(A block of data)
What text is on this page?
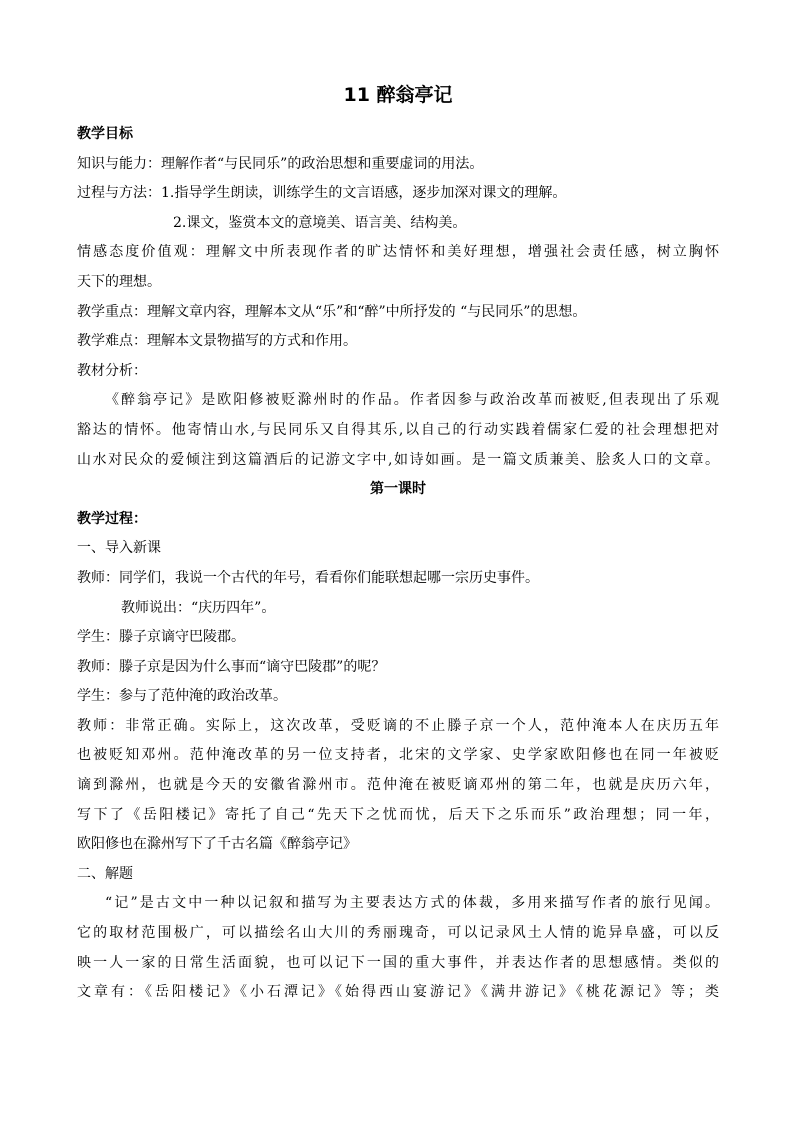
11 醉翁亭记
教学目标
知识与能力：理解作者“与民同乐”的政治思想和重要虚词的用法。
过程与方法：1.指导学生朗读，训练学生的文言语感，逐步加深对课文的理解。
2.课文，鉴赏本文的意境美、语言美、结构美。
情感态度价值观：理解文中所表现作者的旷达情怀和美好理想，增强社会责任感，树立胸怀
天下的理想。
教学重点：理解文章内容，理解本文从“乐”和“醉”中所抒发的 “与民同乐”的思想。
教学难点：理解本文景物描写的方式和作用。
教材分析：
《醉翁亭记》是欧阳修被贬滁州时的作品。作者因参与政治改革而被贬,但表现出了乐观
豁达的情怀。他寄情山水,与民同乐又自得其乐,以自己的行动实践着儒家仁爱的社会理想把对
山水对民众的爱倾注到这篇酒后的记游文字中,如诗如画。是一篇文质兼美、脍炙人口的文章。
第一课时
教学过程：
一、导入新课
教师：同学们，我说一个古代的年号，看看你们能联想起哪一宗历史事件。
教师说出：“庆历四年”。
学生：滕子京谪守巴陵郡。
教师：滕子京是因为什么事而“谪守巴陵郡”的呢？
学生：参与了范仲淹的政治改革。
教师：非常正确。实际上，这次改革，受贬谪的不止滕子京一个人，范仲淹本人在庆历五年
也被贬知邓州。范仲淹改革的另一位支持者，北宋的文学家、史学家欧阳修也在同一年被贬
谪到滁州，也就是今天的安徽省滁州市。范仲淹在被贬谪邓州的第二年，也就是庆历六年，
写下了《岳阳楼记》寄托了自己“先天下之忧而忧，后天下之乐而乐”政治理想；同一年，
欧阳修也在滁州写下了千古名篇《醉翁亭记》
二、解题
“记”是古文中一种以记叙和描写为主要表达方式的体裁，多用来描写作者的旅行见闻。
它的取材范围极广，可以描绘名山大川的秀丽瑰奇，可以记录风土人情的诡异阜盛，可以反
映一人一家的日常生活面貌，也可以记下一国的重大事件，并表达作者的思想感情。类似的
文章有：《岳阳楼记》《小石潭记》《始得西山宴游记》《满井游记》《桃花源记》等；类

Work to do
Say, as a single number and nothing more, how many lines of the entries contain the word "醉翁亭记".

Exercise output
3